Records from a data source:

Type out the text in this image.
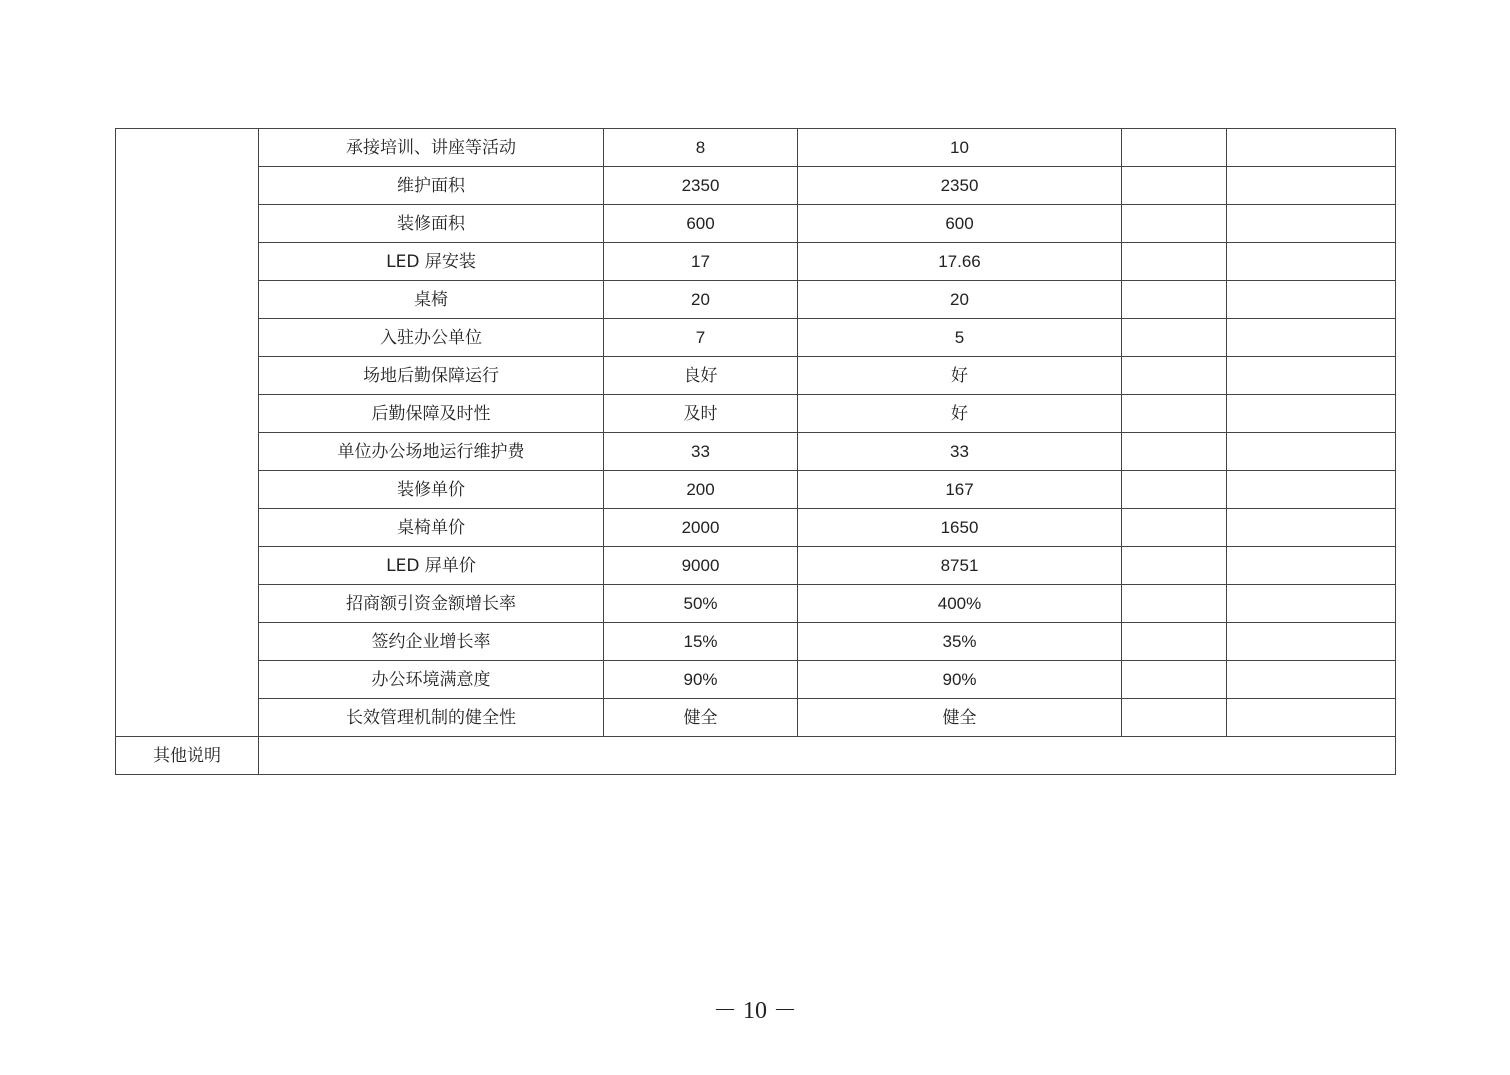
	承接培训、讲座等活动	8	10		
	维护面积	2350	2350		
	装修面积	600	600		
	LED 屏安装	17	17.66		
	桌椅	20	20		
	入驻办公单位	7	5		
	场地后勤保障运行	良好	好		
	后勤保障及时性	及时	好		
	单位办公场地运行维护费	33	33		
	装修单价	200	167		
	桌椅单价	2000	1650		
	LED 屏单价	9000	8751		
	招商额引资金额增长率	50%	400%		
	签约企业增长率	15%	35%		
	办公环境满意度	90%	90%		
	长效管理机制的健全性	健全	健全		
其他说明					
－ 10 －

- _What you are asked to do_
Using the material above, return every line exactly as it appears, minus the pictures.

- _Correct response_
Type out the text in this image.
	承接培训、讲座等活动	8	10		
	维护面积	2350	2350		
	装修面积	600	600		
	LED 屏安装	17	17.66		
	桌椅	20	20		
	入驻办公单位	7	5		
	场地后勤保障运行	良好	好		
	后勤保障及时性	及时	好		
	单位办公场地运行维护费	33	33		
	装修单价	200	167		
	桌椅单价	2000	1650		
	LED 屏单价	9000	8751		
	招商额引资金额增长率	50%	400%		
	签约企业增长率	15%	35%		
	办公环境满意度	90%	90%		
	长效管理机制的健全性	健全	健全		
其他说明					
－ 10 －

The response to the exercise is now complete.